-------- Recorded information --------

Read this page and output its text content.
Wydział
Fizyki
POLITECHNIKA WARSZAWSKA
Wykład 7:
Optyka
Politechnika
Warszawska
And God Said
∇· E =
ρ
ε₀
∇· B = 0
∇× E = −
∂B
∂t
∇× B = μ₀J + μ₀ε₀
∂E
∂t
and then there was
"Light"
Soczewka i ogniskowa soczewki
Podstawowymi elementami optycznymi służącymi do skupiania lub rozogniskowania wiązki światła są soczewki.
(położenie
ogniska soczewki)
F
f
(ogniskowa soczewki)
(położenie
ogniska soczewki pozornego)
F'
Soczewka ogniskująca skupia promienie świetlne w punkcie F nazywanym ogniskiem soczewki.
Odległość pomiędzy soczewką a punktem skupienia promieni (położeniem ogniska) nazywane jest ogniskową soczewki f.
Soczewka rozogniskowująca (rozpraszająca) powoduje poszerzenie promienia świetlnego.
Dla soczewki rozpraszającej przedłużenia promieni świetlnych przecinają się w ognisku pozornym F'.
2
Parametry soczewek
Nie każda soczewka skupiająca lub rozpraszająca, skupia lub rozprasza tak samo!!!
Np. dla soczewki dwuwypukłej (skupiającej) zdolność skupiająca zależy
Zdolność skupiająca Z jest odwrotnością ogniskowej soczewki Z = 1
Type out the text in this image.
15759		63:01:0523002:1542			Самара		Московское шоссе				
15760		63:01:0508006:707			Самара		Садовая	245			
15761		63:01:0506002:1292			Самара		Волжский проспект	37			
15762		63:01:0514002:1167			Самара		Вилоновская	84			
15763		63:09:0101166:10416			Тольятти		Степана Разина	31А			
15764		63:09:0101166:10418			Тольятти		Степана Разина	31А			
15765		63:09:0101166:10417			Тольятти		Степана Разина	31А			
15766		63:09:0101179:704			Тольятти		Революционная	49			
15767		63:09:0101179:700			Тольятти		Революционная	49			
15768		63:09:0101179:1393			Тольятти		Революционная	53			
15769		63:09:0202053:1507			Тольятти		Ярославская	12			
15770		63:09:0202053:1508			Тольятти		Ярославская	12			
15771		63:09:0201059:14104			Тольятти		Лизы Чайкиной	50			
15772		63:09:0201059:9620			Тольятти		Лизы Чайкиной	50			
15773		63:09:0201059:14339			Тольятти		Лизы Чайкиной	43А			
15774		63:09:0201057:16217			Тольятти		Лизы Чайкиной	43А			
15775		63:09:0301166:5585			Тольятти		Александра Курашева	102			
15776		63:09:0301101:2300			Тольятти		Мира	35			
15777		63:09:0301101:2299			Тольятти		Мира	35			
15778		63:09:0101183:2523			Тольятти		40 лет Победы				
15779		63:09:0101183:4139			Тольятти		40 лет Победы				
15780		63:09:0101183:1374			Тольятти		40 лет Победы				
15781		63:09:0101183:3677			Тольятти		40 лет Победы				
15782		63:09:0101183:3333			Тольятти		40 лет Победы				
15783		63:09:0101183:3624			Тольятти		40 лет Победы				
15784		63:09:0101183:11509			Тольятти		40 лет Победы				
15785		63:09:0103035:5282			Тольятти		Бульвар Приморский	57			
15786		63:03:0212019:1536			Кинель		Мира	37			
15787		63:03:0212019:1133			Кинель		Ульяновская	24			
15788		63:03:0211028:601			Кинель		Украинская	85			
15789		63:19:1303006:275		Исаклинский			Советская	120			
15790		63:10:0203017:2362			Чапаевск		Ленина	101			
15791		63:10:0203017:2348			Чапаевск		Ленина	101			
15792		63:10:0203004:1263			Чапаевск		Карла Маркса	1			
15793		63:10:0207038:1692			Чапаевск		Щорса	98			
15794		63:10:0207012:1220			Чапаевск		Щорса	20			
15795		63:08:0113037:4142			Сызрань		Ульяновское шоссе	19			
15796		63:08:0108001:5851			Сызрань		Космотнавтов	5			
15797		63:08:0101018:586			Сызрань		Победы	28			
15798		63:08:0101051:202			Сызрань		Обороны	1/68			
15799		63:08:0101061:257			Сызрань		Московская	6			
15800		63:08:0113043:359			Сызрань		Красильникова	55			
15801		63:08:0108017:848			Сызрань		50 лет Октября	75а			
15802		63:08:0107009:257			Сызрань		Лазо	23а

--------

What to work on → Reproduce the entire listing word for word.

The reply →
Read this page and output its text content.
Wydział
Fizyki
POLITECHNIKA WARSZAWSKA
Wykład 7:
Optyka
Politechnika
Warszawska
And God Said
∇· E =
ρ
ε₀
∇· B = 0
∇× E = −
∂B
∂t
∇× B = μ₀J + μ₀ε₀
∂E
∂t
and then there was
"Light"
Soczewka i ogniskowa soczewki
Podstawowymi elementami optycznymi służącymi do skupiania lub rozogniskowania wiązki światła są soczewki.
(położenie
ogniska soczewki)
F
f
(ogniskowa soczewki)
(położenie
ogniska soczewki pozornego)
F'
Soczewka ogniskująca skupia promienie świetlne w punkcie F nazywanym ogniskiem soczewki.
Odległość pomiędzy soczewką a punktem skupienia promieni (położeniem ogniska) nazywane jest ogniskową soczewki f.
Soczewka rozogniskowująca (rozpraszająca) powoduje poszerzenie promienia świetlnego.
Dla soczewki rozpraszającej przedłużenia promieni świetlnych przecinają się w ognisku pozornym F'.
2
Parametry soczewek
Nie każda soczewka skupiająca lub rozpraszająca, skupia lub rozprasza tak samo!!!
Np. dla soczewki dwuwypukłej (skupiającej) zdolność skupiająca zależy
Zdolność skupiająca Z jest odwrotnością ogniskowej soczewki Z = 1
Type out the text in this image.
15759		63:01:0523002:1542			Самара		Московское шоссе				
15760		63:01:0508006:707			Самара		Садовая	245			
15761		63:01:0506002:1292			Самара		Волжский проспект	37			
15762		63:01:0514002:1167			Самара		Вилоновская	84			
15763		63:09:0101166:10416			Тольятти		Степана Разина	31А			
15764		63:09:0101166:10418			Тольятти		Степана Разина	31А			
15765		63:09:0101166:10417			Тольятти		Степана Разина	31А			
15766		63:09:0101179:704			Тольятти		Революционная	49			
15767		63:09:0101179:700			Тольятти		Революционная	49			
15768		63:09:0101179:1393			Тольятти		Революционная	53			
15769		63:09:0202053:1507			Тольятти		Ярославская	12			
15770		63:09:0202053:1508			Тольятти		Ярославская	12			
15771		63:09:0201059:14104			Тольятти		Лизы Чайкиной	50			
15772		63:09:0201059:9620			Тольятти		Лизы Чайкиной	50			
15773		63:09:0201059:14339			Тольятти		Лизы Чайкиной	43А			
15774		63:09:0201057:16217			Тольятти		Лизы Чайкиной	43А			
15775		63:09:0301166:5585			Тольятти		Александра Курашева	102			
15776		63:09:0301101:2300			Тольятти		Мира	35			
15777		63:09:0301101:2299			Тольятти		Мира	35			
15778		63:09:0101183:2523			Тольятти		40 лет Победы				
15779		63:09:0101183:4139			Тольятти		40 лет Победы				
15780		63:09:0101183:1374			Тольятти		40 лет Победы				
15781		63:09:0101183:3677			Тольятти		40 лет Победы				
15782		63:09:0101183:3333			Тольятти		40 лет Победы				
15783		63:09:0101183:3624			Тольятти		40 лет Победы				
15784		63:09:0101183:11509			Тольятти		40 лет Победы				
15785		63:09:0103035:5282			Тольятти		Бульвар Приморский	57			
15786		63:03:0212019:1536			Кинель		Мира	37			
15787		63:03:0212019:1133			Кинель		Ульяновская	24			
15788		63:03:0211028:601			Кинель		Украинская	85			
15789		63:19:1303006:275		Исаклинский			Советская	120			
15790		63:10:0203017:2362			Чапаевск		Ленина	101			
15791		63:10:0203017:2348			Чапаевск		Ленина	101			
15792		63:10:0203004:1263			Чапаевск		Карла Маркса	1			
15793		63:10:0207038:1692			Чапаевск		Щорса	98			
15794		63:10:0207012:1220			Чапаевск		Щорса	20			
15795		63:08:0113037:4142			Сызрань		Ульяновское шоссе	19			
15796		63:08:0108001:5851			Сызрань		Космотнавтов	5			
15797		63:08:0101018:586			Сызрань		Победы	28			
15798		63:08:0101051:202			Сызрань		Обороны	1/68			
15799		63:08:0101061:257			Сызрань		Московская	6			
15800		63:08:0113043:359			Сызрань		Красильникова	55			
15801		63:08:0108017:848			Сызрань		50 лет Октября	75а			
15802		63:08:0107009:257			Сызрань		Лазо	23а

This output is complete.